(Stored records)
• • • • •
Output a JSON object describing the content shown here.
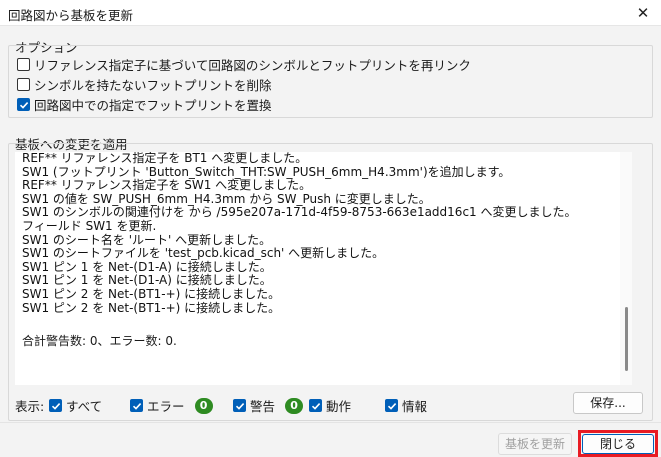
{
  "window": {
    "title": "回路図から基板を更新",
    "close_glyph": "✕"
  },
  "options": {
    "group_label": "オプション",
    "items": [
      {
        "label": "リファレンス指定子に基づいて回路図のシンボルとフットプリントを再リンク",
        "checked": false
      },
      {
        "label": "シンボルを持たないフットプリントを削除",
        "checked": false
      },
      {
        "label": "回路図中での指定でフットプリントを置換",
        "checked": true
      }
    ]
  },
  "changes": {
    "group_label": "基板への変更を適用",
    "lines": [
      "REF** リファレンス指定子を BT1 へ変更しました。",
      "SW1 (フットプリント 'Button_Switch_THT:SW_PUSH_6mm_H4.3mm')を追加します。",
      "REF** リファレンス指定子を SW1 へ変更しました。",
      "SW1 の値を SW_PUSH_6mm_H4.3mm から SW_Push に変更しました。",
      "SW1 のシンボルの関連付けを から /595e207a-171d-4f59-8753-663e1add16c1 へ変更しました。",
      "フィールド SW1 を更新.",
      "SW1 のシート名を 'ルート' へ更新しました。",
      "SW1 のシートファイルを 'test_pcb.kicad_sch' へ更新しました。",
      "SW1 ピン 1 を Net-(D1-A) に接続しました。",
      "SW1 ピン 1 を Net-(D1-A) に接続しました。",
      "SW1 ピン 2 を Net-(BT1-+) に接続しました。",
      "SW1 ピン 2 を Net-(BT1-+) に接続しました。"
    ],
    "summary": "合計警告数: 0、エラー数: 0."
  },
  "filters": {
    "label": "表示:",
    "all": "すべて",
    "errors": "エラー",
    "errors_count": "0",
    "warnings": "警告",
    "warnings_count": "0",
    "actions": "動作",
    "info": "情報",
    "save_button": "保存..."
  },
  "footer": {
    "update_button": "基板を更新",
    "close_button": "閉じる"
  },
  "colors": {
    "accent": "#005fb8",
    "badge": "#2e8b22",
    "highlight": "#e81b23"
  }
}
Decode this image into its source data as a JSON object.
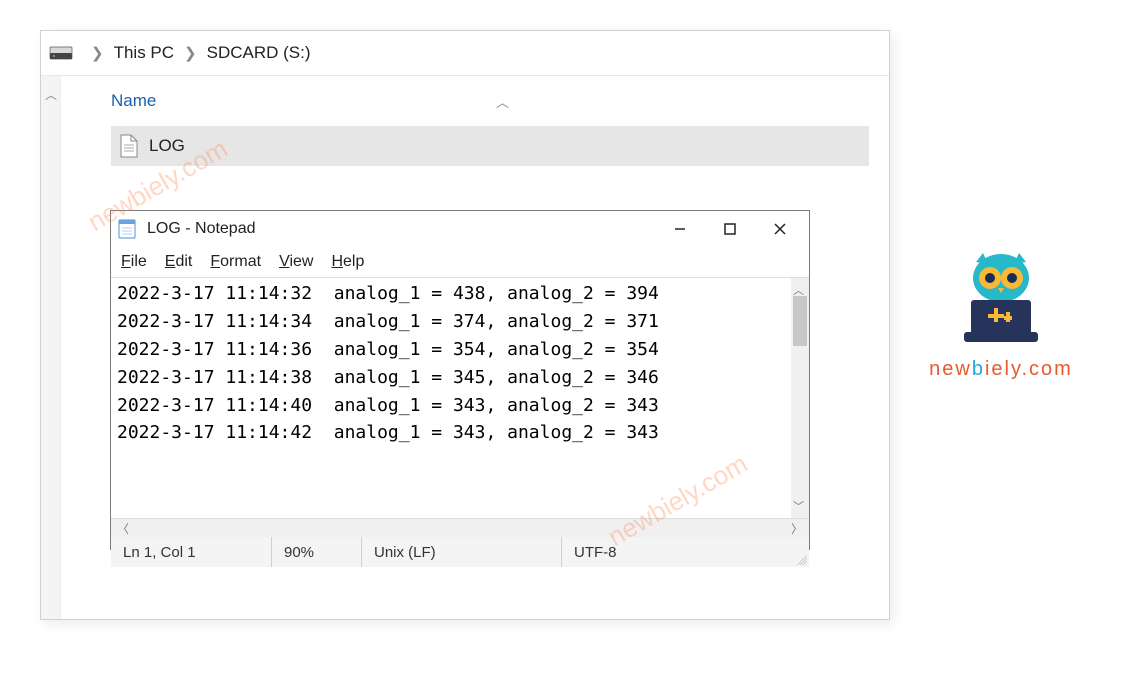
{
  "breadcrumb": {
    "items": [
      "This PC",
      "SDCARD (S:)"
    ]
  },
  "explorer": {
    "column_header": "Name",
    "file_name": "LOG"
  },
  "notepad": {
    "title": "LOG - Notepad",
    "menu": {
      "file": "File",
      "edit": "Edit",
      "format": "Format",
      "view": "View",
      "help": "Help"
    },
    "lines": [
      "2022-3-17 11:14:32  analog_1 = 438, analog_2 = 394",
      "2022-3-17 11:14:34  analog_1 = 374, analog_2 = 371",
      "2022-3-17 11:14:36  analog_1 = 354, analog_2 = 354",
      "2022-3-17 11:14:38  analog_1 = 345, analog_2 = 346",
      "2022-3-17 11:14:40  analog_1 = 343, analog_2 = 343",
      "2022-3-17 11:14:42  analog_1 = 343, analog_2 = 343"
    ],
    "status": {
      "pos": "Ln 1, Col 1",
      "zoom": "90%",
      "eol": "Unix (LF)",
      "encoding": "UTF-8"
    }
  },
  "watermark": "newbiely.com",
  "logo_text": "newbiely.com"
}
• • • • •
EXERCISE » Every record gets retyped exactly; no picture goes into the copy.

RESULT »
Output a JSON object describing the content shown here.
{
  "window": {
    "title": "回路図から基板を更新",
    "close_glyph": "✕"
  },
  "options": {
    "group_label": "オプション",
    "items": [
      {
        "label": "リファレンス指定子に基づいて回路図のシンボルとフットプリントを再リンク",
        "checked": false
      },
      {
        "label": "シンボルを持たないフットプリントを削除",
        "checked": false
      },
      {
        "label": "回路図中での指定でフットプリントを置換",
        "checked": true
      }
    ]
  },
  "changes": {
    "group_label": "基板への変更を適用",
    "lines": [
      "REF** リファレンス指定子を BT1 へ変更しました。",
      "SW1 (フットプリント 'Button_Switch_THT:SW_PUSH_6mm_H4.3mm')を追加します。",
      "REF** リファレンス指定子を SW1 へ変更しました。",
      "SW1 の値を SW_PUSH_6mm_H4.3mm から SW_Push に変更しました。",
      "SW1 のシンボルの関連付けを から /595e207a-171d-4f59-8753-663e1add16c1 へ変更しました。",
      "フィールド SW1 を更新.",
      "SW1 のシート名を 'ルート' へ更新しました。",
      "SW1 のシートファイルを 'test_pcb.kicad_sch' へ更新しました。",
      "SW1 ピン 1 を Net-(D1-A) に接続しました。",
      "SW1 ピン 1 を Net-(D1-A) に接続しました。",
      "SW1 ピン 2 を Net-(BT1-+) に接続しました。",
      "SW1 ピン 2 を Net-(BT1-+) に接続しました。"
    ],
    "summary": "合計警告数: 0、エラー数: 0."
  },
  "filters": {
    "label": "表示:",
    "all": "すべて",
    "errors": "エラー",
    "errors_count": "0",
    "warnings": "警告",
    "warnings_count": "0",
    "actions": "動作",
    "info": "情報",
    "save_button": "保存..."
  },
  "footer": {
    "update_button": "基板を更新",
    "close_button": "閉じる"
  },
  "colors": {
    "accent": "#005fb8",
    "badge": "#2e8b22",
    "highlight": "#e81b23"
  }
}
Decode this image into its source data as a JSON object.
{
  "breadcrumb": {
    "items": [
      "This PC",
      "SDCARD (S:)"
    ]
  },
  "explorer": {
    "column_header": "Name",
    "file_name": "LOG"
  },
  "notepad": {
    "title": "LOG - Notepad",
    "menu": {
      "file": "File",
      "edit": "Edit",
      "format": "Format",
      "view": "View",
      "help": "Help"
    },
    "lines": [
      "2022-3-17 11:14:32  analog_1 = 438, analog_2 = 394",
      "2022-3-17 11:14:34  analog_1 = 374, analog_2 = 371",
      "2022-3-17 11:14:36  analog_1 = 354, analog_2 = 354",
      "2022-3-17 11:14:38  analog_1 = 345, analog_2 = 346",
      "2022-3-17 11:14:40  analog_1 = 343, analog_2 = 343",
      "2022-3-17 11:14:42  analog_1 = 343, analog_2 = 343"
    ],
    "status": {
      "pos": "Ln 1, Col 1",
      "zoom": "90%",
      "eol": "Unix (LF)",
      "encoding": "UTF-8"
    }
  },
  "watermark": "newbiely.com",
  "logo_text": "newbiely.com"
}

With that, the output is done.